### Information shown
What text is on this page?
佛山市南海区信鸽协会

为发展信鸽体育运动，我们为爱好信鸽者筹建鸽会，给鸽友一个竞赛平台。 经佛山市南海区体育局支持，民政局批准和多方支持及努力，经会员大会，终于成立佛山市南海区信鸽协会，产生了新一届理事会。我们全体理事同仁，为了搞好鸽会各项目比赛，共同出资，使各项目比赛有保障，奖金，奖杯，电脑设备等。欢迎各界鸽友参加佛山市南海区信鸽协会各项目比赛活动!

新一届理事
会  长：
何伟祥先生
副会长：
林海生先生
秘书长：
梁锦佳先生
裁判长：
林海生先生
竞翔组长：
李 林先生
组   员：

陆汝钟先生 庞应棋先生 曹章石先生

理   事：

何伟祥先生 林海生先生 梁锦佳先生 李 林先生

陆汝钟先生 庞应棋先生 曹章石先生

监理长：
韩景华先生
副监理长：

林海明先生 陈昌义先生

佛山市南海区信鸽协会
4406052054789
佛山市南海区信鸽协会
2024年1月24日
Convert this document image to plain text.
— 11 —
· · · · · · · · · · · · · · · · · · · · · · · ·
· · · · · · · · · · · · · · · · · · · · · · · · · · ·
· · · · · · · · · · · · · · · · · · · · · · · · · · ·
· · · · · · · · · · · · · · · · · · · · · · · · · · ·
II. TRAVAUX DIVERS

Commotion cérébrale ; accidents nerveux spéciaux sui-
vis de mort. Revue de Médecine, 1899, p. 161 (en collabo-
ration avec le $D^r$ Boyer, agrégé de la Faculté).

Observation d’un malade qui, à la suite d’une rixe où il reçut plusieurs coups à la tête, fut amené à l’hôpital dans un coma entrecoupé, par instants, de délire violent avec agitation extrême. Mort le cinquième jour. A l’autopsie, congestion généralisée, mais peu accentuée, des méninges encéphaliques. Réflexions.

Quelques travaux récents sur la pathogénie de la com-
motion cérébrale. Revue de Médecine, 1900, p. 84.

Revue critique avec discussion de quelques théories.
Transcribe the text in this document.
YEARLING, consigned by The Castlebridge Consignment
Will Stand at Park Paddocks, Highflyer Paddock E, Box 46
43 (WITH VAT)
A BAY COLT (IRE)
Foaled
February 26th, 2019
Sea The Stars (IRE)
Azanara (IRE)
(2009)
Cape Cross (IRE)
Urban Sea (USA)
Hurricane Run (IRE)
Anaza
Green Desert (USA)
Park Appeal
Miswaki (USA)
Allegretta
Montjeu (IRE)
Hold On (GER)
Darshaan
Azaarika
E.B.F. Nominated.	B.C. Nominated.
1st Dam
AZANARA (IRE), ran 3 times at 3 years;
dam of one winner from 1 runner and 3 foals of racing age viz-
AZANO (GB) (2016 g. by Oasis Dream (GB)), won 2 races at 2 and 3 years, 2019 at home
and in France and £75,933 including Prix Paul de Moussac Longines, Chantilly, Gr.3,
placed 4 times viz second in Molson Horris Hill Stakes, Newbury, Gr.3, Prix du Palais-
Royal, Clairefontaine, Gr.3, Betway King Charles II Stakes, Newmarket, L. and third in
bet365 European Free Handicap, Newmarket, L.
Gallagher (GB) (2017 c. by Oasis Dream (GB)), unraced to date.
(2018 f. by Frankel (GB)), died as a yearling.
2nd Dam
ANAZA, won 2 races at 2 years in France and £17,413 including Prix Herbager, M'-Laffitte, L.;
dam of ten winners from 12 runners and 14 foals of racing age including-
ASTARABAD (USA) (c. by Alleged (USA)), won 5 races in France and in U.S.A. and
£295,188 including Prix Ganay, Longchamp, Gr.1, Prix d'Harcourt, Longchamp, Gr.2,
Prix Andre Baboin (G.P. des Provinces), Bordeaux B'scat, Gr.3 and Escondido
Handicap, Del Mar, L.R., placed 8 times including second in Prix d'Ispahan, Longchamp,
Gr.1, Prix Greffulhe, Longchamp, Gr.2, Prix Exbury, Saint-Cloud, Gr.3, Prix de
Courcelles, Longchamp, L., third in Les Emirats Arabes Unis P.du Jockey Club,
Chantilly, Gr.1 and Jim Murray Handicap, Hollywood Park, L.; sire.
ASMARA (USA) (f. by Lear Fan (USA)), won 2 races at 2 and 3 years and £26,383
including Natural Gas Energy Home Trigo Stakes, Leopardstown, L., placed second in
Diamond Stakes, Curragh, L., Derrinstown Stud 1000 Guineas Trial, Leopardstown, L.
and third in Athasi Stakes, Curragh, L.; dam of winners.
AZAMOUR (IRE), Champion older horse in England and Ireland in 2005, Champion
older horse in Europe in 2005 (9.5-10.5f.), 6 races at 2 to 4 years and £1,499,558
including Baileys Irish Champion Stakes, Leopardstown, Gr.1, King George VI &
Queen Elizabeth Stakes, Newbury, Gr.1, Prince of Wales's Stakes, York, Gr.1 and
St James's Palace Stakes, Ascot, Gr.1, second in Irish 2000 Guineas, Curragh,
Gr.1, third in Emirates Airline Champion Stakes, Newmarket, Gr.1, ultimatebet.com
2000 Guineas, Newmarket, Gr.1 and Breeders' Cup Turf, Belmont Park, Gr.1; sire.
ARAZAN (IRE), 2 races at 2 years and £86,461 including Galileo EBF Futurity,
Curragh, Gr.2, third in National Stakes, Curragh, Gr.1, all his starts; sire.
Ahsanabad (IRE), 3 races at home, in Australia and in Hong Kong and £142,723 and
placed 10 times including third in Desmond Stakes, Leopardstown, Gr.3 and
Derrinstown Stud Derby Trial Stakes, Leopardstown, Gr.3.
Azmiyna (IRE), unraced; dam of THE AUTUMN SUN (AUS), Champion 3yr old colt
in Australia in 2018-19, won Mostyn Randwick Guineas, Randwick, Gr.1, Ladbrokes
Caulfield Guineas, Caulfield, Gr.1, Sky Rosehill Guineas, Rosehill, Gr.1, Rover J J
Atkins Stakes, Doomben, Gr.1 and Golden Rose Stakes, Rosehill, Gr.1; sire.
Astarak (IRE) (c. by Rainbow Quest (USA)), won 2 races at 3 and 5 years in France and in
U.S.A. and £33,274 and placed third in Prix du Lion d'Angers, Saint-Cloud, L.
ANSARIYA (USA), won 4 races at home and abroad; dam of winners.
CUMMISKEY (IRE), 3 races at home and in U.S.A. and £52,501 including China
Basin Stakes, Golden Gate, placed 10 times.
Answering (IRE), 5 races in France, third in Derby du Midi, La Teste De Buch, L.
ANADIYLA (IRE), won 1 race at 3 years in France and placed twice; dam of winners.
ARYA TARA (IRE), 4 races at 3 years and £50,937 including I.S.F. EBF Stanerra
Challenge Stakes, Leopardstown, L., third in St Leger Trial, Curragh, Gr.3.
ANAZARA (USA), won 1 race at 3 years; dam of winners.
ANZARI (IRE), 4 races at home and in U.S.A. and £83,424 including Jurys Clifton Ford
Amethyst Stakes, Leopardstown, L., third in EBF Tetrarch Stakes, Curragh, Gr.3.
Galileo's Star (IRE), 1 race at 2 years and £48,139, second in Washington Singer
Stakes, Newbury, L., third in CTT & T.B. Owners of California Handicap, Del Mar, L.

### Requirement
Each line of the data that includes the word "Newbury" counts once; report the total and nothing more.

### Complete output
3